-- Start of DATA ENTRIES --

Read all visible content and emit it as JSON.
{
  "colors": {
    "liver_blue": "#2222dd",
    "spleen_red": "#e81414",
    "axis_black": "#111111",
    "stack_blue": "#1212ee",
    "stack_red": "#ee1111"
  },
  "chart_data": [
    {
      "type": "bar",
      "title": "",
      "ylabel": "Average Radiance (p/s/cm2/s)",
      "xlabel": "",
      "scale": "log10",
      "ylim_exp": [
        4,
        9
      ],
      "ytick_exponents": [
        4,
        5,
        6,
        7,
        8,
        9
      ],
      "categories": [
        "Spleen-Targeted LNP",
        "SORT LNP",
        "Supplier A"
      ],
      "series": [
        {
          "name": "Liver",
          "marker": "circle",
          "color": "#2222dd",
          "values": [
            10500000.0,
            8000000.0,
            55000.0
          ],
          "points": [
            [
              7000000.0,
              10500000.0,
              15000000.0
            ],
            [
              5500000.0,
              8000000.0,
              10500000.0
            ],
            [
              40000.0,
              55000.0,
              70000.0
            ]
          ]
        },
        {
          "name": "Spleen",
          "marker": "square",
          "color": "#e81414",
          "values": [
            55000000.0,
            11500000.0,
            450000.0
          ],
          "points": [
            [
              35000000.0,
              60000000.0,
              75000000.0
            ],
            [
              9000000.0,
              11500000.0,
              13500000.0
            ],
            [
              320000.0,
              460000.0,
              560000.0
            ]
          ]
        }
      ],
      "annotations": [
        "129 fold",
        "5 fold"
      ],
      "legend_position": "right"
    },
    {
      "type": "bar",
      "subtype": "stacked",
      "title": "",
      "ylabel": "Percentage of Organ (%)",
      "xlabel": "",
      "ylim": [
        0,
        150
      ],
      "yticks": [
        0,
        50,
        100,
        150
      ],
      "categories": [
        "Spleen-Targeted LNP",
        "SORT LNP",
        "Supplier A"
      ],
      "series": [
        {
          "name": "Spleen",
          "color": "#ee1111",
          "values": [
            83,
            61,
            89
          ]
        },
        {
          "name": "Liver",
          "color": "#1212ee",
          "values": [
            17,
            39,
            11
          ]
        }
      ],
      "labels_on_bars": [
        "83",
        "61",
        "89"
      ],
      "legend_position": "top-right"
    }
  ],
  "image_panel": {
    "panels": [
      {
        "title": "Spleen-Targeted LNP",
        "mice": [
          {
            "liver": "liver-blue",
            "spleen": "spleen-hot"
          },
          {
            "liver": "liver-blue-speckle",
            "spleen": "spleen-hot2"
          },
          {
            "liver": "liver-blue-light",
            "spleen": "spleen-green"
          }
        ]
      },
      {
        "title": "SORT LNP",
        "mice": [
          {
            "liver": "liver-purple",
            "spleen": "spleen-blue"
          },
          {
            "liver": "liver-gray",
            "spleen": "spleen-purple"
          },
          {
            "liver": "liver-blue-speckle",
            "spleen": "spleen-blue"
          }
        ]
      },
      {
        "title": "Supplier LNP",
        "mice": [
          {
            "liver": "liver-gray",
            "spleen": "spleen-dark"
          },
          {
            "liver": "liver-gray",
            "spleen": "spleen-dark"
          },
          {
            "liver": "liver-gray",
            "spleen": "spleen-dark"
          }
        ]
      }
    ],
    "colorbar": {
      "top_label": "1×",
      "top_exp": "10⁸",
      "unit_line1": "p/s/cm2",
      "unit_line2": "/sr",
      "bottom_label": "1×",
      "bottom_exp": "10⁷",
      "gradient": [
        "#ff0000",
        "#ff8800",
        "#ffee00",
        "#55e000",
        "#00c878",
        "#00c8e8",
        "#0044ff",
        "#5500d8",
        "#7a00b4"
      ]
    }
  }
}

-- End of DATA ENTRIES --

AIM ▸
Output the records exactly, including every line.

CORRECT OUTPUT ▸
Read all visible content and emit it as JSON.
{
  "colors": {
    "liver_blue": "#2222dd",
    "spleen_red": "#e81414",
    "axis_black": "#111111",
    "stack_blue": "#1212ee",
    "stack_red": "#ee1111"
  },
  "chart_data": [
    {
      "type": "bar",
      "title": "",
      "ylabel": "Average Radiance (p/s/cm2/s)",
      "xlabel": "",
      "scale": "log10",
      "ylim_exp": [
        4,
        9
      ],
      "ytick_exponents": [
        4,
        5,
        6,
        7,
        8,
        9
      ],
      "categories": [
        "Spleen-Targeted LNP",
        "SORT LNP",
        "Supplier A"
      ],
      "series": [
        {
          "name": "Liver",
          "marker": "circle",
          "color": "#2222dd",
          "values": [
            10500000.0,
            8000000.0,
            55000.0
          ],
          "points": [
            [
              7000000.0,
              10500000.0,
              15000000.0
            ],
            [
              5500000.0,
              8000000.0,
              10500000.0
            ],
            [
              40000.0,
              55000.0,
              70000.0
            ]
          ]
        },
        {
          "name": "Spleen",
          "marker": "square",
          "color": "#e81414",
          "values": [
            55000000.0,
            11500000.0,
            450000.0
          ],
          "points": [
            [
              35000000.0,
              60000000.0,
              75000000.0
            ],
            [
              9000000.0,
              11500000.0,
              13500000.0
            ],
            [
              320000.0,
              460000.0,
              560000.0
            ]
          ]
        }
      ],
      "annotations": [
        "129 fold",
        "5 fold"
      ],
      "legend_position": "right"
    },
    {
      "type": "bar",
      "subtype": "stacked",
      "title": "",
      "ylabel": "Percentage of Organ (%)",
      "xlabel": "",
      "ylim": [
        0,
        150
      ],
      "yticks": [
        0,
        50,
        100,
        150
      ],
      "categories": [
        "Spleen-Targeted LNP",
        "SORT LNP",
        "Supplier A"
      ],
      "series": [
        {
          "name": "Spleen",
          "color": "#ee1111",
          "values": [
            83,
            61,
            89
          ]
        },
        {
          "name": "Liver",
          "color": "#1212ee",
          "values": [
            17,
            39,
            11
          ]
        }
      ],
      "labels_on_bars": [
        "83",
        "61",
        "89"
      ],
      "legend_position": "top-right"
    }
  ],
  "image_panel": {
    "panels": [
      {
        "title": "Spleen-Targeted LNP",
        "mice": [
          {
            "liver": "liver-blue",
            "spleen": "spleen-hot"
          },
          {
            "liver": "liver-blue-speckle",
            "spleen": "spleen-hot2"
          },
          {
            "liver": "liver-blue-light",
            "spleen": "spleen-green"
          }
        ]
      },
      {
        "title": "SORT LNP",
        "mice": [
          {
            "liver": "liver-purple",
            "spleen": "spleen-blue"
          },
          {
            "liver": "liver-gray",
            "spleen": "spleen-purple"
          },
          {
            "liver": "liver-blue-speckle",
            "spleen": "spleen-blue"
          }
        ]
      },
      {
        "title": "Supplier LNP",
        "mice": [
          {
            "liver": "liver-gray",
            "spleen": "spleen-dark"
          },
          {
            "liver": "liver-gray",
            "spleen": "spleen-dark"
          },
          {
            "liver": "liver-gray",
            "spleen": "spleen-dark"
          }
        ]
      }
    ],
    "colorbar": {
      "top_label": "1×",
      "top_exp": "10⁸",
      "unit_line1": "p/s/cm2",
      "unit_line2": "/sr",
      "bottom_label": "1×",
      "bottom_exp": "10⁷",
      "gradient": [
        "#ff0000",
        "#ff8800",
        "#ffee00",
        "#55e000",
        "#00c878",
        "#00c8e8",
        "#0044ff",
        "#5500d8",
        "#7a00b4"
      ]
    }
  }
}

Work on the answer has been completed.